_Data records_
━━━━━━━━━━

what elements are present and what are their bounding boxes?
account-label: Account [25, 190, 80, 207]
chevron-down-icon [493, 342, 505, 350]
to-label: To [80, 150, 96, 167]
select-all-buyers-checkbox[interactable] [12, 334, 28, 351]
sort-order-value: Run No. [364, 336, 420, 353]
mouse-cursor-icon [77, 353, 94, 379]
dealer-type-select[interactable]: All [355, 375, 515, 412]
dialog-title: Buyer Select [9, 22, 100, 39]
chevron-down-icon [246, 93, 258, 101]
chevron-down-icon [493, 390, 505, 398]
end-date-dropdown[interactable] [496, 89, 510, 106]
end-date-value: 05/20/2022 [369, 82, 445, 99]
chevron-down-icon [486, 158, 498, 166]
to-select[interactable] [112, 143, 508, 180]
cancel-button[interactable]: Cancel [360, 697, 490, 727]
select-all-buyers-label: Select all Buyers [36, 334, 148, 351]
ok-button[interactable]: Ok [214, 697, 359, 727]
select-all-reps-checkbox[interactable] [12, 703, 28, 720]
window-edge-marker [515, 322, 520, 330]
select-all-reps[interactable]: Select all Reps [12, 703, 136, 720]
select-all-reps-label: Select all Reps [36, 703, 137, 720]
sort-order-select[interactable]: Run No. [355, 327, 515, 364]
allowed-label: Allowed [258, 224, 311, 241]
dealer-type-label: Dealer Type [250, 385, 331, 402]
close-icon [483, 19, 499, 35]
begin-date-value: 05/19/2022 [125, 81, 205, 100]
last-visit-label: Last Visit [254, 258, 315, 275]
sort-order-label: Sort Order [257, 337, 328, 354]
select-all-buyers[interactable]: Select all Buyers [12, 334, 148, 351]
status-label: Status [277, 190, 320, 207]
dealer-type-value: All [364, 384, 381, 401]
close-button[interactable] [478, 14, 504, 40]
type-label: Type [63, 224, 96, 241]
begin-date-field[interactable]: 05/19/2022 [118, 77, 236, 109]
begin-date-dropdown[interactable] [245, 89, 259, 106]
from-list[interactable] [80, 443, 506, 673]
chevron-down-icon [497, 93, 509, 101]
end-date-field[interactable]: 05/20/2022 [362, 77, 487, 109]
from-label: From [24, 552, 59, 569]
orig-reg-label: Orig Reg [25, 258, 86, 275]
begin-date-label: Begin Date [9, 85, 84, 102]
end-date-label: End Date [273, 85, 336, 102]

━━━━━━━━━━

_What this task involves_
Extract every line from the records above and reproduce each one verbatim, keeping the original order.

_Response to the exercise_
what elements are present and what are their bounding boxes?
account-label: Account [25, 190, 80, 207]
chevron-down-icon [493, 342, 505, 350]
to-label: To [80, 150, 96, 167]
select-all-buyers-checkbox[interactable] [12, 334, 28, 351]
sort-order-value: Run No. [364, 336, 420, 353]
mouse-cursor-icon [77, 353, 94, 379]
dealer-type-select[interactable]: All [355, 375, 515, 412]
dialog-title: Buyer Select [9, 22, 100, 39]
chevron-down-icon [246, 93, 258, 101]
chevron-down-icon [493, 390, 505, 398]
end-date-dropdown[interactable] [496, 89, 510, 106]
end-date-value: 05/20/2022 [369, 82, 445, 99]
chevron-down-icon [486, 158, 498, 166]
to-select[interactable] [112, 143, 508, 180]
cancel-button[interactable]: Cancel [360, 697, 490, 727]
select-all-buyers-label: Select all Buyers [36, 334, 148, 351]
ok-button[interactable]: Ok [214, 697, 359, 727]
select-all-reps-checkbox[interactable] [12, 703, 28, 720]
window-edge-marker [515, 322, 520, 330]
select-all-reps[interactable]: Select all Reps [12, 703, 136, 720]
select-all-reps-label: Select all Reps [36, 703, 137, 720]
sort-order-select[interactable]: Run No. [355, 327, 515, 364]
allowed-label: Allowed [258, 224, 311, 241]
dealer-type-label: Dealer Type [250, 385, 331, 402]
close-icon [483, 19, 499, 35]
begin-date-value: 05/19/2022 [125, 81, 205, 100]
last-visit-label: Last Visit [254, 258, 315, 275]
sort-order-label: Sort Order [257, 337, 328, 354]
select-all-buyers[interactable]: Select all Buyers [12, 334, 148, 351]
status-label: Status [277, 190, 320, 207]
dealer-type-value: All [364, 384, 381, 401]
close-button[interactable] [478, 14, 504, 40]
type-label: Type [63, 224, 96, 241]
begin-date-field[interactable]: 05/19/2022 [118, 77, 236, 109]
begin-date-dropdown[interactable] [245, 89, 259, 106]
from-list[interactable] [80, 443, 506, 673]
chevron-down-icon [497, 93, 509, 101]
end-date-field[interactable]: 05/20/2022 [362, 77, 487, 109]
from-label: From [24, 552, 59, 569]
orig-reg-label: Orig Reg [25, 258, 86, 275]
begin-date-label: Begin Date [9, 85, 84, 102]
end-date-label: End Date [273, 85, 336, 102]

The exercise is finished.